→ **Set problem**
Pick out all lines with the word "不锈钢法兰球阀主要连接尺寸及重量" from the records that follow.

--

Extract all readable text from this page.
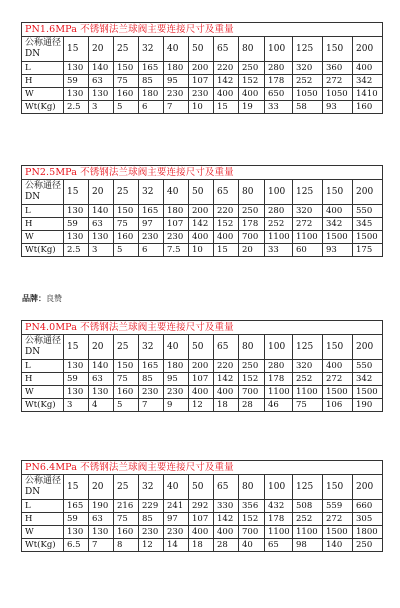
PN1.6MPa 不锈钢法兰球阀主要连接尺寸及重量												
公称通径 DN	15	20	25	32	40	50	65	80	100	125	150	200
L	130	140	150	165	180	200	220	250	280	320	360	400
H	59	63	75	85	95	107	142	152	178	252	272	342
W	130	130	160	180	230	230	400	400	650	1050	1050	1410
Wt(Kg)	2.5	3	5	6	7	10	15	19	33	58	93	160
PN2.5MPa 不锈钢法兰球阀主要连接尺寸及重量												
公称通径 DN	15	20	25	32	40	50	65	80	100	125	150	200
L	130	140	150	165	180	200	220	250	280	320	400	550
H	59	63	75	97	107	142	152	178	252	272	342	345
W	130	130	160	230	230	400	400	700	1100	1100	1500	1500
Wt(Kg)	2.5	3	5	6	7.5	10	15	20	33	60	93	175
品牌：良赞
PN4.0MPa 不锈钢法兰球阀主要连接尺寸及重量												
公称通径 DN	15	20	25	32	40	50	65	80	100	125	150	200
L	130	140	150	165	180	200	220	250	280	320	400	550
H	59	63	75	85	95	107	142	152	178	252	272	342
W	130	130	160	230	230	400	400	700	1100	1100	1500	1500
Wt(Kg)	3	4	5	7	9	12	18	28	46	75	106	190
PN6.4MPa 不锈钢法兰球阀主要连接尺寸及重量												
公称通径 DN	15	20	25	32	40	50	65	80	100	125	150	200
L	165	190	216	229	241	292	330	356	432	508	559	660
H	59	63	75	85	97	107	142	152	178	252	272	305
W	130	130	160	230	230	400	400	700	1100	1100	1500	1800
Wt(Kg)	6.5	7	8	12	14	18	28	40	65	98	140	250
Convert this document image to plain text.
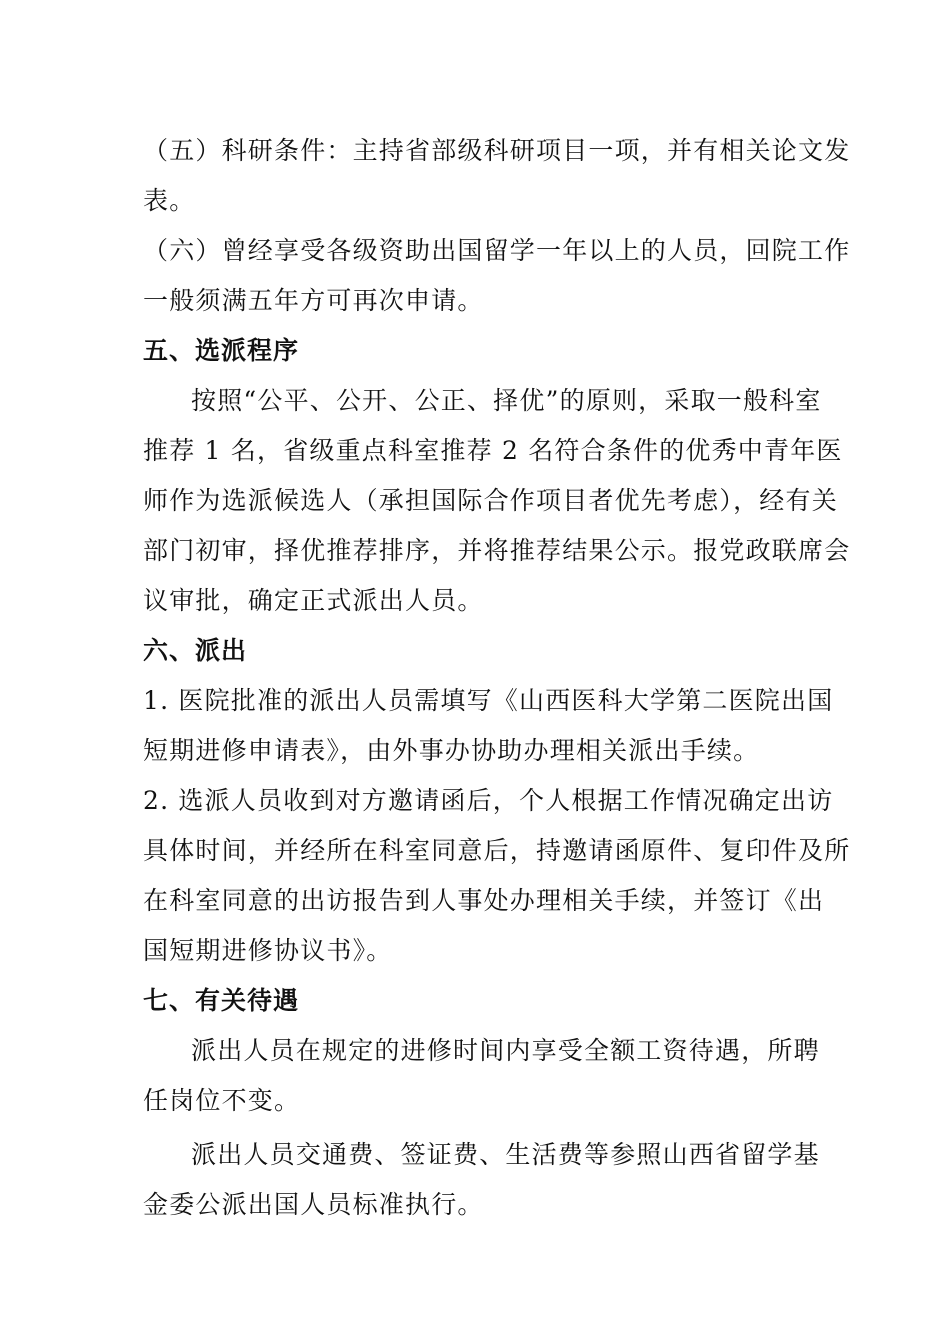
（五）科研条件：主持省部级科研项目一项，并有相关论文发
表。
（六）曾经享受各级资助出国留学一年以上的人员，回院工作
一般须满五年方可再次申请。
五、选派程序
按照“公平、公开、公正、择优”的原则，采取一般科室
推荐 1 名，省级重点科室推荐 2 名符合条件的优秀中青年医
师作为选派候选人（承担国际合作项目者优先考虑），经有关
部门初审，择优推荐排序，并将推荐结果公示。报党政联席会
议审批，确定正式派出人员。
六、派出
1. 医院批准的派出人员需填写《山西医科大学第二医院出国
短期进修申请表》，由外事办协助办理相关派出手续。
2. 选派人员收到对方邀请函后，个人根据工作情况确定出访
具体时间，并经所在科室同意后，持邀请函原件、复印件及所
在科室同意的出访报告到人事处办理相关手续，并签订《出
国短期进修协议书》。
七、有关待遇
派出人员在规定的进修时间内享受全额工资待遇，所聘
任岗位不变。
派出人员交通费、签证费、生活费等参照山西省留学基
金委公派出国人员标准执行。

--

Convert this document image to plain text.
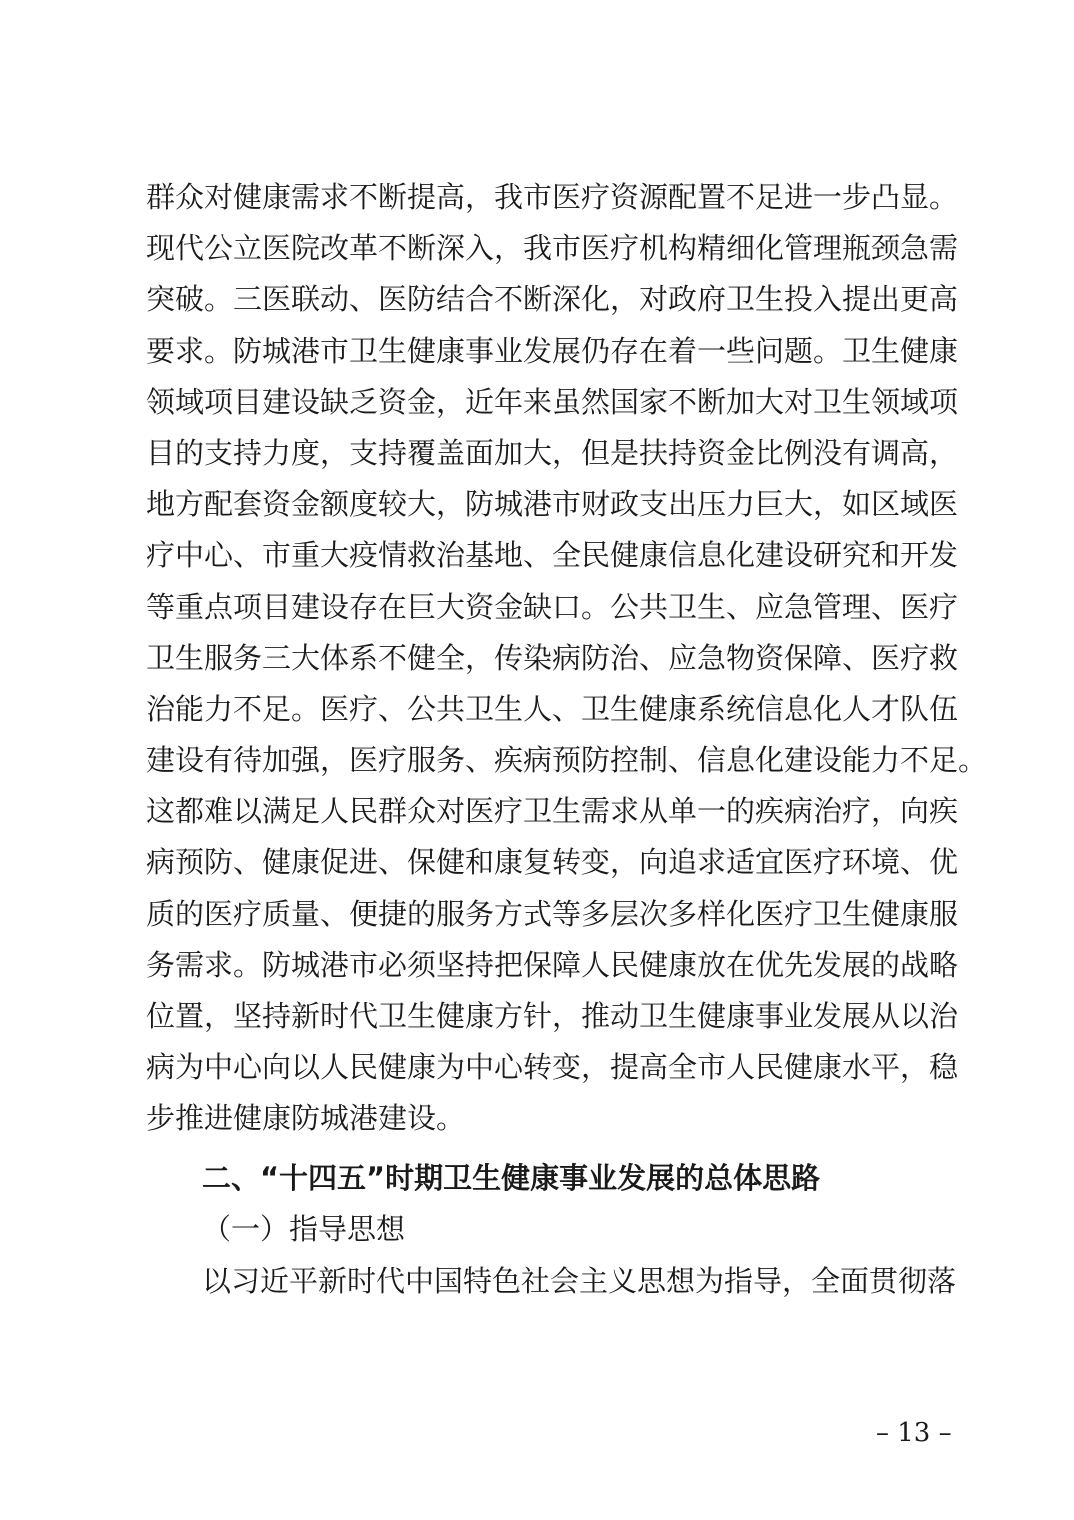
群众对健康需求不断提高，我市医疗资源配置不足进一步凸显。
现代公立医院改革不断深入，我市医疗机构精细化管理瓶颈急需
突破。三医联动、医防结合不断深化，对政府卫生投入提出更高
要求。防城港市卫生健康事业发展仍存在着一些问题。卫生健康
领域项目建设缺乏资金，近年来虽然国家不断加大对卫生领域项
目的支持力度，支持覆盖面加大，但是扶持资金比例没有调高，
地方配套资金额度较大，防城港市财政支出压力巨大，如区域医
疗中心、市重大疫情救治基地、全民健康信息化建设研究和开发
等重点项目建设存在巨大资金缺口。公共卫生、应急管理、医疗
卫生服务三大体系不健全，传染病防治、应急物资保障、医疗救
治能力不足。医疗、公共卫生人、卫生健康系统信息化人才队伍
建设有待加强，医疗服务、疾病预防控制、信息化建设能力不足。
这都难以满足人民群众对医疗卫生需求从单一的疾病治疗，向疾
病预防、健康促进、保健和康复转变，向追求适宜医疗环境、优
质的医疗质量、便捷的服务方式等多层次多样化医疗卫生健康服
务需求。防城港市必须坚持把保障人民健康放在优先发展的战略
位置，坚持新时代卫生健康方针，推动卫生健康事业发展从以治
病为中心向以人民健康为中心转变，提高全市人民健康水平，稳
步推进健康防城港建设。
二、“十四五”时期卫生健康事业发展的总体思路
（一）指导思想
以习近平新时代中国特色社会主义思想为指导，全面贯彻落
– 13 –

--

→ **Answer for this exercise**
PN1.6MPa 不锈钢法兰球阀主要连接尺寸及重量												
PN2.5MPa 不锈钢法兰球阀主要连接尺寸及重量												
PN4.0MPa 不锈钢法兰球阀主要连接尺寸及重量												
PN6.4MPa 不锈钢法兰球阀主要连接尺寸及重量												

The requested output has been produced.